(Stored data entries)
****
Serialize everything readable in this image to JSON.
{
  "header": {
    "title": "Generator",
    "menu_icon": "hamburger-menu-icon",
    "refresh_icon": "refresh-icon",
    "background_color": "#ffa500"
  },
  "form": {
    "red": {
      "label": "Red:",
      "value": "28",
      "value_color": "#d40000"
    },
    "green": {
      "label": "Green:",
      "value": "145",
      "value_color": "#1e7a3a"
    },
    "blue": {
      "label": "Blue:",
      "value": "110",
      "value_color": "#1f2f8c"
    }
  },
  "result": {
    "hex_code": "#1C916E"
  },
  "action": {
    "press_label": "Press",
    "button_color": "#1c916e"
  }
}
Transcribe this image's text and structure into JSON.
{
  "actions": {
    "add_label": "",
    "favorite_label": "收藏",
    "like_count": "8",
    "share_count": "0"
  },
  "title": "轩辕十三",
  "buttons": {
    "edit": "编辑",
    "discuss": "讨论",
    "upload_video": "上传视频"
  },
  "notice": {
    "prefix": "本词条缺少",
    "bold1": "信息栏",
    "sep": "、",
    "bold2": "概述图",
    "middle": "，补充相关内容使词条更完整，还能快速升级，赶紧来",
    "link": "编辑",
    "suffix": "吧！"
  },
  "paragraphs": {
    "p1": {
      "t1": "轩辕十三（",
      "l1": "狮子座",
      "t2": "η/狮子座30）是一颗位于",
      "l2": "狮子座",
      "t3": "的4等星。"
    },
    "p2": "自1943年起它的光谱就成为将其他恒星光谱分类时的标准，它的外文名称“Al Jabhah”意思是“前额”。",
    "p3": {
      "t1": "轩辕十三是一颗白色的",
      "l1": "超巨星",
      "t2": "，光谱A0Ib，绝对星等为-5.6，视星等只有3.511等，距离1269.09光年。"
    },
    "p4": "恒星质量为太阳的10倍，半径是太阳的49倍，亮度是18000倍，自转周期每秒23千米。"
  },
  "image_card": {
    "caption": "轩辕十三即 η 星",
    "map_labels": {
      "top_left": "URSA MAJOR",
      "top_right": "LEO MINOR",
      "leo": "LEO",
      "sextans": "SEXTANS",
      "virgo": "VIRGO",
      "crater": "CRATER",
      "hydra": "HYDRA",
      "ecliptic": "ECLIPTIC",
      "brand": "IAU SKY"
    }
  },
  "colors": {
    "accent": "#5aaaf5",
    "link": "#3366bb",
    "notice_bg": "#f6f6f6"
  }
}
****
Exercise prompt:
Please set down all the data word for word.

Answer to the problem:
Serialize everything readable in this image to JSON.
{
  "header": {
    "title": "Generator",
    "menu_icon": "hamburger-menu-icon",
    "refresh_icon": "refresh-icon",
    "background_color": "#ffa500"
  },
  "form": {
    "red": {
      "label": "Red:",
      "value": "28",
      "value_color": "#d40000"
    },
    "green": {
      "label": "Green:",
      "value": "145",
      "value_color": "#1e7a3a"
    },
    "blue": {
      "label": "Blue:",
      "value": "110",
      "value_color": "#1f2f8c"
    }
  },
  "result": {
    "hex_code": "#1C916E"
  },
  "action": {
    "press_label": "Press",
    "button_color": "#1c916e"
  }
}
Transcribe this image's text and structure into JSON.
{
  "actions": {
    "add_label": "",
    "favorite_label": "收藏",
    "like_count": "8",
    "share_count": "0"
  },
  "title": "轩辕十三",
  "buttons": {
    "edit": "编辑",
    "discuss": "讨论",
    "upload_video": "上传视频"
  },
  "notice": {
    "prefix": "本词条缺少",
    "bold1": "信息栏",
    "sep": "、",
    "bold2": "概述图",
    "middle": "，补充相关内容使词条更完整，还能快速升级，赶紧来",
    "link": "编辑",
    "suffix": "吧！"
  },
  "paragraphs": {
    "p1": {
      "t1": "轩辕十三（",
      "l1": "狮子座",
      "t2": "η/狮子座30）是一颗位于",
      "l2": "狮子座",
      "t3": "的4等星。"
    },
    "p2": "自1943年起它的光谱就成为将其他恒星光谱分类时的标准，它的外文名称“Al Jabhah”意思是“前额”。",
    "p3": {
      "t1": "轩辕十三是一颗白色的",
      "l1": "超巨星",
      "t2": "，光谱A0Ib，绝对星等为-5.6，视星等只有3.511等，距离1269.09光年。"
    },
    "p4": "恒星质量为太阳的10倍，半径是太阳的49倍，亮度是18000倍，自转周期每秒23千米。"
  },
  "image_card": {
    "caption": "轩辕十三即 η 星",
    "map_labels": {
      "top_left": "URSA MAJOR",
      "top_right": "LEO MINOR",
      "leo": "LEO",
      "sextans": "SEXTANS",
      "virgo": "VIRGO",
      "crater": "CRATER",
      "hydra": "HYDRA",
      "ecliptic": "ECLIPTIC",
      "brand": "IAU SKY"
    }
  },
  "colors": {
    "accent": "#5aaaf5",
    "link": "#3366bb",
    "notice_bg": "#f6f6f6"
  }
}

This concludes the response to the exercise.